• Direction
Every entry must be given again exactly.

• Records for the task
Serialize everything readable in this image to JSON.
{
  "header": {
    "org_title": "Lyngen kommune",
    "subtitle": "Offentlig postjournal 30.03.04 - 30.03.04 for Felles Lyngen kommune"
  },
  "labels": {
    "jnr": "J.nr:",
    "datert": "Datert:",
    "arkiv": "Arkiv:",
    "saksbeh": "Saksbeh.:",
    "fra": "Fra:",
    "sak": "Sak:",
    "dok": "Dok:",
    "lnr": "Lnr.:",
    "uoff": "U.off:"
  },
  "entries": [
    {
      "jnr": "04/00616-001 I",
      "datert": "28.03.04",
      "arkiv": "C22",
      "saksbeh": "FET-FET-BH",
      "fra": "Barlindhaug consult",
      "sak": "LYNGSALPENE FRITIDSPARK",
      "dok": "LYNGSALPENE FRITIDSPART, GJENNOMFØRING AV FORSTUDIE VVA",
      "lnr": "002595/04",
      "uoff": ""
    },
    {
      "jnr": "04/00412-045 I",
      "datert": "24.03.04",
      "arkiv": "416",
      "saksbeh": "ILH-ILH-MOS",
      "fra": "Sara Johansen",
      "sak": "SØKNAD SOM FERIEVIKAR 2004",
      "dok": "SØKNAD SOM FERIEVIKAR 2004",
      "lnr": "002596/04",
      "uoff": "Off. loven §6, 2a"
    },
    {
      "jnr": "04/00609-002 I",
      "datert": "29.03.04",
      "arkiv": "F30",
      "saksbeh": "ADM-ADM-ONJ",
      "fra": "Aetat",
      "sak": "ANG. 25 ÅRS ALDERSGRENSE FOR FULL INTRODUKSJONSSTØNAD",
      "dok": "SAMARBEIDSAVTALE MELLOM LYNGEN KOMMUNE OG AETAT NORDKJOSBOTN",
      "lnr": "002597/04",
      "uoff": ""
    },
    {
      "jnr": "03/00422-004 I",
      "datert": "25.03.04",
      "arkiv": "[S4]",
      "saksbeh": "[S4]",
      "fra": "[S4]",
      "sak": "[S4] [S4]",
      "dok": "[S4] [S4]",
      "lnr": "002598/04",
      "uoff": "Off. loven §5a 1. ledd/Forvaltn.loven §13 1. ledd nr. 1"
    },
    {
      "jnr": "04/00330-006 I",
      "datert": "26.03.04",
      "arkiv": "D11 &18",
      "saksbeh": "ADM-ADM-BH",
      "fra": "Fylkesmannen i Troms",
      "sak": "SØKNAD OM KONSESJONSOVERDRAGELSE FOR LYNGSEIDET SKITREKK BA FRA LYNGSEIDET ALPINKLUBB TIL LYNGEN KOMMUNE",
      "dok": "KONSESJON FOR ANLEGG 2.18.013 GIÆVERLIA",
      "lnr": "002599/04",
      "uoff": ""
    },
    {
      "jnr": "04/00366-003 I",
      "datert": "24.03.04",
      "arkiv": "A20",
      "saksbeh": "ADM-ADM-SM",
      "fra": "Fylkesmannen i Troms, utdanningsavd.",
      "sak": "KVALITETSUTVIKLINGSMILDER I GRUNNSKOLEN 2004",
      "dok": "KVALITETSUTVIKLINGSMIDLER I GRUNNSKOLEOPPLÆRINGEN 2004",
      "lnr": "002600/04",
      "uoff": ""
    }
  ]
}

• Task result
Serialize everything readable in this image to JSON.
{
  "header": {
    "org_title": "Lyngen kommune",
    "subtitle": "Offentlig postjournal 30.03.04 - 30.03.04 for Felles Lyngen kommune"
  },
  "labels": {
    "jnr": "J.nr:",
    "datert": "Datert:",
    "arkiv": "Arkiv:",
    "saksbeh": "Saksbeh.:",
    "fra": "Fra:",
    "sak": "Sak:",
    "dok": "Dok:",
    "lnr": "Lnr.:",
    "uoff": "U.off:"
  },
  "entries": [
    {
      "jnr": "04/00616-001 I",
      "datert": "28.03.04",
      "arkiv": "C22",
      "saksbeh": "FET-FET-BH",
      "fra": "Barlindhaug consult",
      "sak": "LYNGSALPENE FRITIDSPARK",
      "dok": "LYNGSALPENE FRITIDSPART, GJENNOMFØRING AV FORSTUDIE VVA",
      "lnr": "002595/04",
      "uoff": ""
    },
    {
      "jnr": "04/00412-045 I",
      "datert": "24.03.04",
      "arkiv": "416",
      "saksbeh": "ILH-ILH-MOS",
      "fra": "Sara Johansen",
      "sak": "SØKNAD SOM FERIEVIKAR 2004",
      "dok": "SØKNAD SOM FERIEVIKAR 2004",
      "lnr": "002596/04",
      "uoff": "Off. loven §6, 2a"
    },
    {
      "jnr": "04/00609-002 I",
      "datert": "29.03.04",
      "arkiv": "F30",
      "saksbeh": "ADM-ADM-ONJ",
      "fra": "Aetat",
      "sak": "ANG. 25 ÅRS ALDERSGRENSE FOR FULL INTRODUKSJONSSTØNAD",
      "dok": "SAMARBEIDSAVTALE MELLOM LYNGEN KOMMUNE OG AETAT NORDKJOSBOTN",
      "lnr": "002597/04",
      "uoff": ""
    },
    {
      "jnr": "03/00422-004 I",
      "datert": "25.03.04",
      "arkiv": "[S4]",
      "saksbeh": "[S4]",
      "fra": "[S4]",
      "sak": "[S4] [S4]",
      "dok": "[S4] [S4]",
      "lnr": "002598/04",
      "uoff": "Off. loven §5a 1. ledd/Forvaltn.loven §13 1. ledd nr. 1"
    },
    {
      "jnr": "04/00330-006 I",
      "datert": "26.03.04",
      "arkiv": "D11 &18",
      "saksbeh": "ADM-ADM-BH",
      "fra": "Fylkesmannen i Troms",
      "sak": "SØKNAD OM KONSESJONSOVERDRAGELSE FOR LYNGSEIDET SKITREKK BA FRA LYNGSEIDET ALPINKLUBB TIL LYNGEN KOMMUNE",
      "dok": "KONSESJON FOR ANLEGG 2.18.013 GIÆVERLIA",
      "lnr": "002599/04",
      "uoff": ""
    },
    {
      "jnr": "04/00366-003 I",
      "datert": "24.03.04",
      "arkiv": "A20",
      "saksbeh": "ADM-ADM-SM",
      "fra": "Fylkesmannen i Troms, utdanningsavd.",
      "sak": "KVALITETSUTVIKLINGSMILDER I GRUNNSKOLEN 2004",
      "dok": "KVALITETSUTVIKLINGSMIDLER I GRUNNSKOLEOPPLÆRINGEN 2004",
      "lnr": "002600/04",
      "uoff": ""
    }
  ]
}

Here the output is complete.